_TASK DIRECTIONS_
Retype the whole listing below, character for character.

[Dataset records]
+++++

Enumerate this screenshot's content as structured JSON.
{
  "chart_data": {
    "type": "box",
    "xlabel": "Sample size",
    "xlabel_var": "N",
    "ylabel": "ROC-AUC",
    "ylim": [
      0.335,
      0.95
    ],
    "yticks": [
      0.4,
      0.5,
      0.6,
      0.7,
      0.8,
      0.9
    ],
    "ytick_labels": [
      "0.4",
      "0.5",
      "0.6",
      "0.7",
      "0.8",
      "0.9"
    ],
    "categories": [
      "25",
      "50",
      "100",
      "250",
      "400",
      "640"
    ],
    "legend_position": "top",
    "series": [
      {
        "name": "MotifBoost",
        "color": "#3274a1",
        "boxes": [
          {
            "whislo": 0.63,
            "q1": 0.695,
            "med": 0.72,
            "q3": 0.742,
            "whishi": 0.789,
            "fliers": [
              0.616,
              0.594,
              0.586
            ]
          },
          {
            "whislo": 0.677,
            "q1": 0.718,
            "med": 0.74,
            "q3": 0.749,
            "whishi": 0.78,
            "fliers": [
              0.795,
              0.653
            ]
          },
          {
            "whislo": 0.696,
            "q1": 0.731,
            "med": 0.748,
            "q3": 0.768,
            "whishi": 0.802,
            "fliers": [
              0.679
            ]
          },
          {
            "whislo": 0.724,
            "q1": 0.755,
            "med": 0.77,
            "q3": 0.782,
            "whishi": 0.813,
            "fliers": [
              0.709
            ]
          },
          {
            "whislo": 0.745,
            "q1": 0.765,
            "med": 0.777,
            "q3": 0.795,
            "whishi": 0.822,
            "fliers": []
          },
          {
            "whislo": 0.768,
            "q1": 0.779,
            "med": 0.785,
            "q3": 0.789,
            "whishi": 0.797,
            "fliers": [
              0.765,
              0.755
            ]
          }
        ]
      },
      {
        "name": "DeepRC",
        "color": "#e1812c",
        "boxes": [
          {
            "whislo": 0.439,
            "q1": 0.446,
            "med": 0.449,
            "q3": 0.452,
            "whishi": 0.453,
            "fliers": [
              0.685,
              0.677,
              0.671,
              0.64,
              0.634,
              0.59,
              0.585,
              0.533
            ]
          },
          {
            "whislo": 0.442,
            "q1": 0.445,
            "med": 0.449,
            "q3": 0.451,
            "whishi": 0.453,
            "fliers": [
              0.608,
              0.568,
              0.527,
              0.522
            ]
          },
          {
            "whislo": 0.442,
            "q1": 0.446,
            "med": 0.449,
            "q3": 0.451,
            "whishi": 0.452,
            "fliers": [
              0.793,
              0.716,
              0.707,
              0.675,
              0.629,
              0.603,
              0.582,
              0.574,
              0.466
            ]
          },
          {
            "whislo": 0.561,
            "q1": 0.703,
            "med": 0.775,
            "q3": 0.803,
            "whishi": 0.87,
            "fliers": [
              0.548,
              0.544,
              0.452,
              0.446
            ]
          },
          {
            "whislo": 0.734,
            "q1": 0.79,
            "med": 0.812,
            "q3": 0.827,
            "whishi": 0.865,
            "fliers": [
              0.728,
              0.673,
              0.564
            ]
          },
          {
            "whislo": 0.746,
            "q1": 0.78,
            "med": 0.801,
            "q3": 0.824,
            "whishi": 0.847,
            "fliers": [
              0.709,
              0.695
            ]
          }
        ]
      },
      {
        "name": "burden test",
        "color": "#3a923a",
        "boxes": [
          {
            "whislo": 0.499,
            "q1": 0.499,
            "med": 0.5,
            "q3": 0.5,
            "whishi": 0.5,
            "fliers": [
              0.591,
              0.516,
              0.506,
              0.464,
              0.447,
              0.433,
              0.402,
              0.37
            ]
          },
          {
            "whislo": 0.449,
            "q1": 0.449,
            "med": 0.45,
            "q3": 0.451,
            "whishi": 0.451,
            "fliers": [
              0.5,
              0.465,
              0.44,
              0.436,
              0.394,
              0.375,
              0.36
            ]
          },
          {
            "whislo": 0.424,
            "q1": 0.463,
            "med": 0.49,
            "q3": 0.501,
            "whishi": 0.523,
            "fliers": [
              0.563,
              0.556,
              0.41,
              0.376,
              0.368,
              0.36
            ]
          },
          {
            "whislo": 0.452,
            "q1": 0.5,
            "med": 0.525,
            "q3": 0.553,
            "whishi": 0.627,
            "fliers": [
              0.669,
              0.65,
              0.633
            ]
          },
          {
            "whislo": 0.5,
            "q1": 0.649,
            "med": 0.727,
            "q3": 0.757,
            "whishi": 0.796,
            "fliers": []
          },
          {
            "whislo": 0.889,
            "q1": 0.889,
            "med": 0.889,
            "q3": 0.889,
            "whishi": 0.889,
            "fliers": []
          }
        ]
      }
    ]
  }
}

+++++

_ANSWER TO THIS PROBLEM_
Enumerate this screenshot's content as structured JSON.
{
  "chart_data": {
    "type": "box",
    "xlabel": "Sample size",
    "xlabel_var": "N",
    "ylabel": "ROC-AUC",
    "ylim": [
      0.335,
      0.95
    ],
    "yticks": [
      0.4,
      0.5,
      0.6,
      0.7,
      0.8,
      0.9
    ],
    "ytick_labels": [
      "0.4",
      "0.5",
      "0.6",
      "0.7",
      "0.8",
      "0.9"
    ],
    "categories": [
      "25",
      "50",
      "100",
      "250",
      "400",
      "640"
    ],
    "legend_position": "top",
    "series": [
      {
        "name": "MotifBoost",
        "color": "#3274a1",
        "boxes": [
          {
            "whislo": 0.63,
            "q1": 0.695,
            "med": 0.72,
            "q3": 0.742,
            "whishi": 0.789,
            "fliers": [
              0.616,
              0.594,
              0.586
            ]
          },
          {
            "whislo": 0.677,
            "q1": 0.718,
            "med": 0.74,
            "q3": 0.749,
            "whishi": 0.78,
            "fliers": [
              0.795,
              0.653
            ]
          },
          {
            "whislo": 0.696,
            "q1": 0.731,
            "med": 0.748,
            "q3": 0.768,
            "whishi": 0.802,
            "fliers": [
              0.679
            ]
          },
          {
            "whislo": 0.724,
            "q1": 0.755,
            "med": 0.77,
            "q3": 0.782,
            "whishi": 0.813,
            "fliers": [
              0.709
            ]
          },
          {
            "whislo": 0.745,
            "q1": 0.765,
            "med": 0.777,
            "q3": 0.795,
            "whishi": 0.822,
            "fliers": []
          },
          {
            "whislo": 0.768,
            "q1": 0.779,
            "med": 0.785,
            "q3": 0.789,
            "whishi": 0.797,
            "fliers": [
              0.765,
              0.755
            ]
          }
        ]
      },
      {
        "name": "DeepRC",
        "color": "#e1812c",
        "boxes": [
          {
            "whislo": 0.439,
            "q1": 0.446,
            "med": 0.449,
            "q3": 0.452,
            "whishi": 0.453,
            "fliers": [
              0.685,
              0.677,
              0.671,
              0.64,
              0.634,
              0.59,
              0.585,
              0.533
            ]
          },
          {
            "whislo": 0.442,
            "q1": 0.445,
            "med": 0.449,
            "q3": 0.451,
            "whishi": 0.453,
            "fliers": [
              0.608,
              0.568,
              0.527,
              0.522
            ]
          },
          {
            "whislo": 0.442,
            "q1": 0.446,
            "med": 0.449,
            "q3": 0.451,
            "whishi": 0.452,
            "fliers": [
              0.793,
              0.716,
              0.707,
              0.675,
              0.629,
              0.603,
              0.582,
              0.574,
              0.466
            ]
          },
          {
            "whislo": 0.561,
            "q1": 0.703,
            "med": 0.775,
            "q3": 0.803,
            "whishi": 0.87,
            "fliers": [
              0.548,
              0.544,
              0.452,
              0.446
            ]
          },
          {
            "whislo": 0.734,
            "q1": 0.79,
            "med": 0.812,
            "q3": 0.827,
            "whishi": 0.865,
            "fliers": [
              0.728,
              0.673,
              0.564
            ]
          },
          {
            "whislo": 0.746,
            "q1": 0.78,
            "med": 0.801,
            "q3": 0.824,
            "whishi": 0.847,
            "fliers": [
              0.709,
              0.695
            ]
          }
        ]
      },
      {
        "name": "burden test",
        "color": "#3a923a",
        "boxes": [
          {
            "whislo": 0.499,
            "q1": 0.499,
            "med": 0.5,
            "q3": 0.5,
            "whishi": 0.5,
            "fliers": [
              0.591,
              0.516,
              0.506,
              0.464,
              0.447,
              0.433,
              0.402,
              0.37
            ]
          },
          {
            "whislo": 0.449,
            "q1": 0.449,
            "med": 0.45,
            "q3": 0.451,
            "whishi": 0.451,
            "fliers": [
              0.5,
              0.465,
              0.44,
              0.436,
              0.394,
              0.375,
              0.36
            ]
          },
          {
            "whislo": 0.424,
            "q1": 0.463,
            "med": 0.49,
            "q3": 0.501,
            "whishi": 0.523,
            "fliers": [
              0.563,
              0.556,
              0.41,
              0.376,
              0.368,
              0.36
            ]
          },
          {
            "whislo": 0.452,
            "q1": 0.5,
            "med": 0.525,
            "q3": 0.553,
            "whishi": 0.627,
            "fliers": [
              0.669,
              0.65,
              0.633
            ]
          },
          {
            "whislo": 0.5,
            "q1": 0.649,
            "med": 0.727,
            "q3": 0.757,
            "whishi": 0.796,
            "fliers": []
          },
          {
            "whislo": 0.889,
            "q1": 0.889,
            "med": 0.889,
            "q3": 0.889,
            "whishi": 0.889,
            "fliers": []
          }
        ]
      }
    ]
  }
}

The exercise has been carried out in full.